───── INFORMATION SHOWN ─────
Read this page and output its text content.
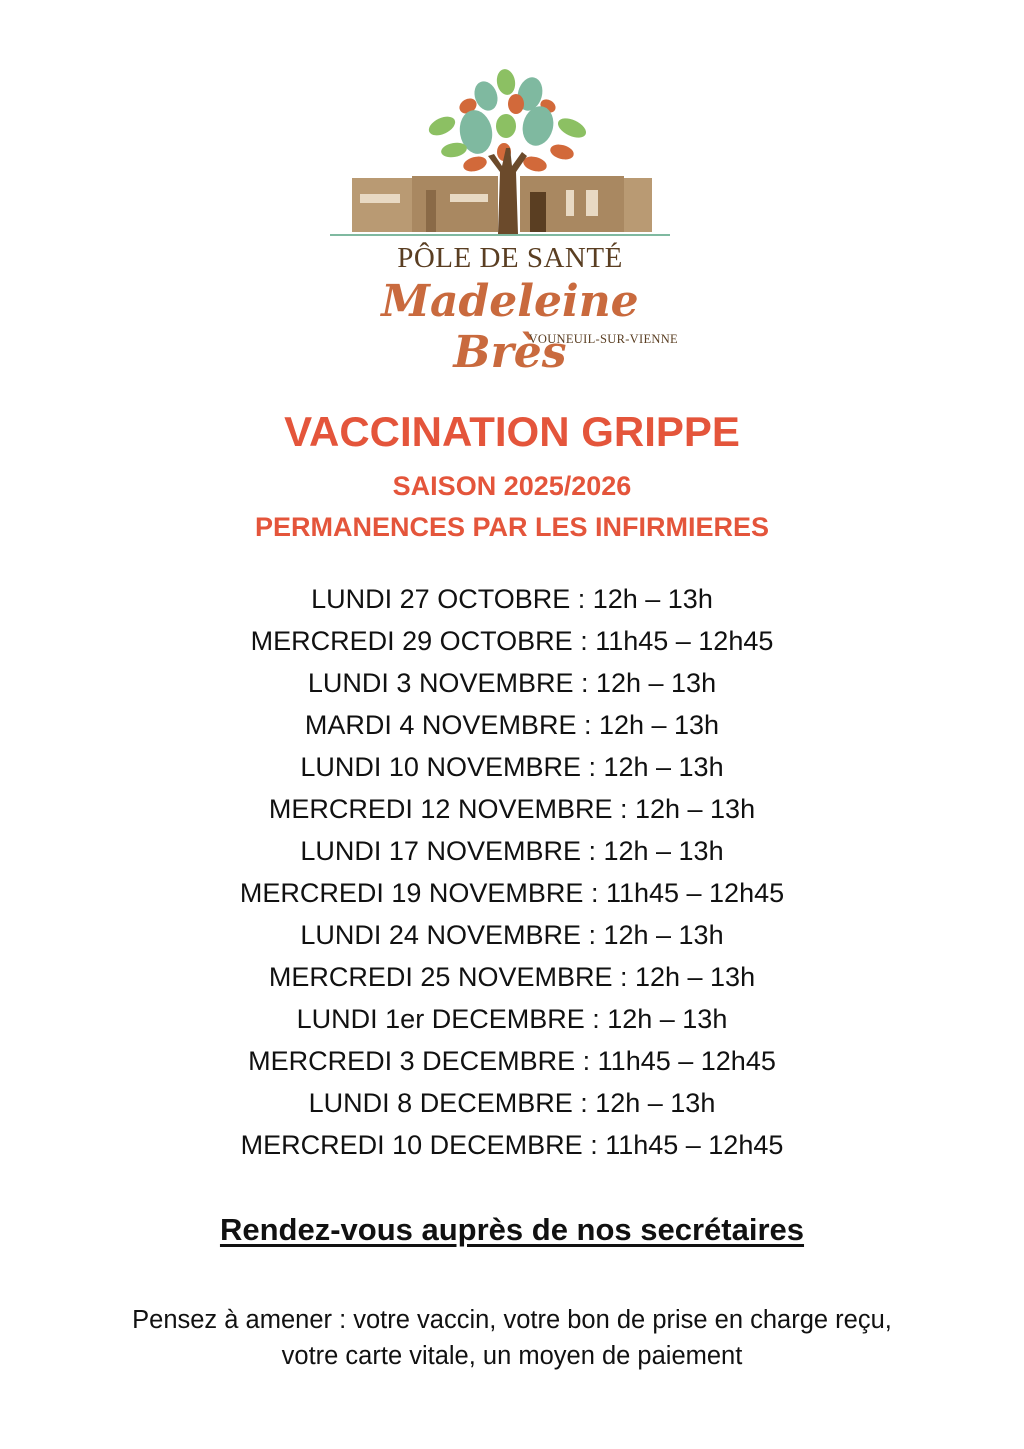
PÔLE DE SANTÉ
Madeleine Brès
VOUNEUIL-SUR-VIENNE
VACCINATION GRIPPE
SAISON 2025/2026
PERMANENCES PAR LES INFIRMIERES
LUNDI 27 OCTOBRE : 12h – 13h
MERCREDI 29 OCTOBRE : 11h45 – 12h45
LUNDI 3 NOVEMBRE : 12h – 13h
MARDI 4 NOVEMBRE : 12h – 13h
LUNDI 10 NOVEMBRE : 12h – 13h
MERCREDI 12 NOVEMBRE : 12h – 13h
LUNDI 17 NOVEMBRE : 12h – 13h
MERCREDI 19 NOVEMBRE : 11h45 – 12h45
LUNDI 24 NOVEMBRE : 12h – 13h
MERCREDI 25 NOVEMBRE : 12h – 13h
LUNDI 1er DECEMBRE : 12h – 13h
MERCREDI 3 DECEMBRE : 11h45 – 12h45
LUNDI 8 DECEMBRE : 12h – 13h
MERCREDI 10 DECEMBRE : 11h45 – 12h45
Rendez-vous auprès de nos secrétaires
Pensez à amener : votre vaccin, votre bon de prise en charge reçu,
votre carte vitale, un moyen de paiement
─────
WORK REQUIRED
Pick out each line in the material containing "MERCREDI".

EXERCISE OUTPUT
MERCREDI 29 OCTOBRE : 11h45 – 12h45
MERCREDI 12 NOVEMBRE : 12h – 13h
MERCREDI 19 NOVEMBRE : 11h45 – 12h45
MERCREDI 25 NOVEMBRE : 12h – 13h
MERCREDI 3 DECEMBRE : 11h45 – 12h45
MERCREDI 10 DECEMBRE : 11h45 – 12h45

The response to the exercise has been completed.